Using the listing below, copy every line that mentions "monitoring".

***** Data for this exercise *****

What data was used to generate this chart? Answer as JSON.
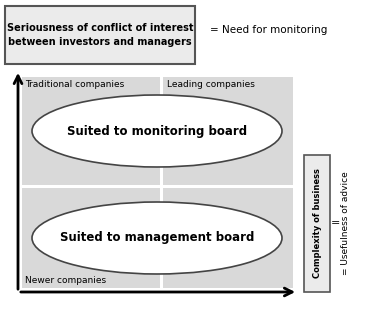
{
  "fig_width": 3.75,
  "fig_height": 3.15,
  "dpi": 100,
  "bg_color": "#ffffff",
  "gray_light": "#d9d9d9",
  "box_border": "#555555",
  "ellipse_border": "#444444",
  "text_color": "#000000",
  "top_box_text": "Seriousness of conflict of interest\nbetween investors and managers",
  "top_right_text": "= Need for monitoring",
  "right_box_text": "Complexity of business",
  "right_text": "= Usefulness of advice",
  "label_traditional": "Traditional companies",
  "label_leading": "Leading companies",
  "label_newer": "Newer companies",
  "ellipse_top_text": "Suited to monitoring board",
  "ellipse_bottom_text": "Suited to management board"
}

*****

» Reply
  "top_right_text": "= Need for monitoring",
  "ellipse_top_text": "Suited to monitoring board",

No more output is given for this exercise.